Directive: Tally the lines holding "execution" and state only that figure.
═══ Recorded information
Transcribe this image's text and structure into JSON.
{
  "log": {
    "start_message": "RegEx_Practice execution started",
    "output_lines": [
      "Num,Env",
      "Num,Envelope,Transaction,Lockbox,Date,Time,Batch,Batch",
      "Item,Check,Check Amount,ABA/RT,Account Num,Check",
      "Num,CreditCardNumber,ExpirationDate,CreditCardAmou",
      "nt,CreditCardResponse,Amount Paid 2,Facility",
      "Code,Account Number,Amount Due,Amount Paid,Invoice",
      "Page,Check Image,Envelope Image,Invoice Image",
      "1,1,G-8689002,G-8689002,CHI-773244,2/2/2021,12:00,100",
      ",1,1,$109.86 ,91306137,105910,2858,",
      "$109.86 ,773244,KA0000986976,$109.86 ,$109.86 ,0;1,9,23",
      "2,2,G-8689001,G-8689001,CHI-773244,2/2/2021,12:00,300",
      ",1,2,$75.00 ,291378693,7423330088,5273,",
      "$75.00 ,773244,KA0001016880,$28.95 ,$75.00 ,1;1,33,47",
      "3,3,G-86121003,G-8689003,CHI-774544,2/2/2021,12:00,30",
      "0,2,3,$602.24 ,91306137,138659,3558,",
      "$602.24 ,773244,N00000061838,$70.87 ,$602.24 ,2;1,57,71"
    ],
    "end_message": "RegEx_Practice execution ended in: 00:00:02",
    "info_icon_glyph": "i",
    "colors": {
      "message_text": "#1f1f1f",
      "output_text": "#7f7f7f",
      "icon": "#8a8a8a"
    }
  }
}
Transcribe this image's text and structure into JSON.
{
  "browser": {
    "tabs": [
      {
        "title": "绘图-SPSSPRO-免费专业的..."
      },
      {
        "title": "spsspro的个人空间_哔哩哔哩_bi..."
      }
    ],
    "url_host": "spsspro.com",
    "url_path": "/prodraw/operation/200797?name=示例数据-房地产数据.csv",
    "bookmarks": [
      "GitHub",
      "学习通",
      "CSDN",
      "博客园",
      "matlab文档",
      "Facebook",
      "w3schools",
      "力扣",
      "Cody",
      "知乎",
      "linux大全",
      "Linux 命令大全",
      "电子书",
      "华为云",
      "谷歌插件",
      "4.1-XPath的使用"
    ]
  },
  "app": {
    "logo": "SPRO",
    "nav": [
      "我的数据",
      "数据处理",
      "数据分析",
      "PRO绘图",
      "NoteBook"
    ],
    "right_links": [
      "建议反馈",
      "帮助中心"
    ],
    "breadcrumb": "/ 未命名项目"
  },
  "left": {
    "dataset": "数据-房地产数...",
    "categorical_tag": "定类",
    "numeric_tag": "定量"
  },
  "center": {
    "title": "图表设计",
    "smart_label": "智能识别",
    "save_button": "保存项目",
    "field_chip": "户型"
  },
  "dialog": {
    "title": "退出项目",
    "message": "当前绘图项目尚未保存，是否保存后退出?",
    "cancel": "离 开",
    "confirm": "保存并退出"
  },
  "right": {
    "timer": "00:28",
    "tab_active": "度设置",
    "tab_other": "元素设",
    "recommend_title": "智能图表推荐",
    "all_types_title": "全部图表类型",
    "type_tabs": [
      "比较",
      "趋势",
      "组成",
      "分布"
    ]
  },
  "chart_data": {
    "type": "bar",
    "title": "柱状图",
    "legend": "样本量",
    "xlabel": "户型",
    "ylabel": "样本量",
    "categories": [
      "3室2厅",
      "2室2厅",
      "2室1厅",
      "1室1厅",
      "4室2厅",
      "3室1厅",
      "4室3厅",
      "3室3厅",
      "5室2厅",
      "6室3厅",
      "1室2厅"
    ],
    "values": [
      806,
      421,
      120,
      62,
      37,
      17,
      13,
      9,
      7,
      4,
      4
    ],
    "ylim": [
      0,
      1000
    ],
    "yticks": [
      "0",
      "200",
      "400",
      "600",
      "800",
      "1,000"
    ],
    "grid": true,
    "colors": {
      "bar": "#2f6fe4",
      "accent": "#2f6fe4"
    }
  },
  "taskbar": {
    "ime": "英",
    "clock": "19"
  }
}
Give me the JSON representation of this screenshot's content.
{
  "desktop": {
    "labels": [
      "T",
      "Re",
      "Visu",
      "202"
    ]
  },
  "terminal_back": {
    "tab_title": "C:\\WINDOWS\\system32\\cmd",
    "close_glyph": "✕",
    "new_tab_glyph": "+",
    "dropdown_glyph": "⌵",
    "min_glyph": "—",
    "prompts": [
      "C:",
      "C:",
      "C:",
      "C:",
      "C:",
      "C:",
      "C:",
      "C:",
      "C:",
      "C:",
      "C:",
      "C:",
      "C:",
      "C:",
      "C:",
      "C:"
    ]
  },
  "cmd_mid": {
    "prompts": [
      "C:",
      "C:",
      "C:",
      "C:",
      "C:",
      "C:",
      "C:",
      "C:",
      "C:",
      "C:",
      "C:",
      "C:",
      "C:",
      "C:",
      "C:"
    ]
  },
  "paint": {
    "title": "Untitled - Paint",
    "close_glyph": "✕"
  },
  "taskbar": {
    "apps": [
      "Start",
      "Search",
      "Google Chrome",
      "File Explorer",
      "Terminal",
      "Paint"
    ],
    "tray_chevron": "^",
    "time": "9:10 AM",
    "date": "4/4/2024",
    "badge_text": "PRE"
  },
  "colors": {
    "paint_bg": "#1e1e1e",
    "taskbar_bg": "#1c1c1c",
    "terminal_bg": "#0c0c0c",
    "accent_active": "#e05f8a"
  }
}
══════
Expected answer: 2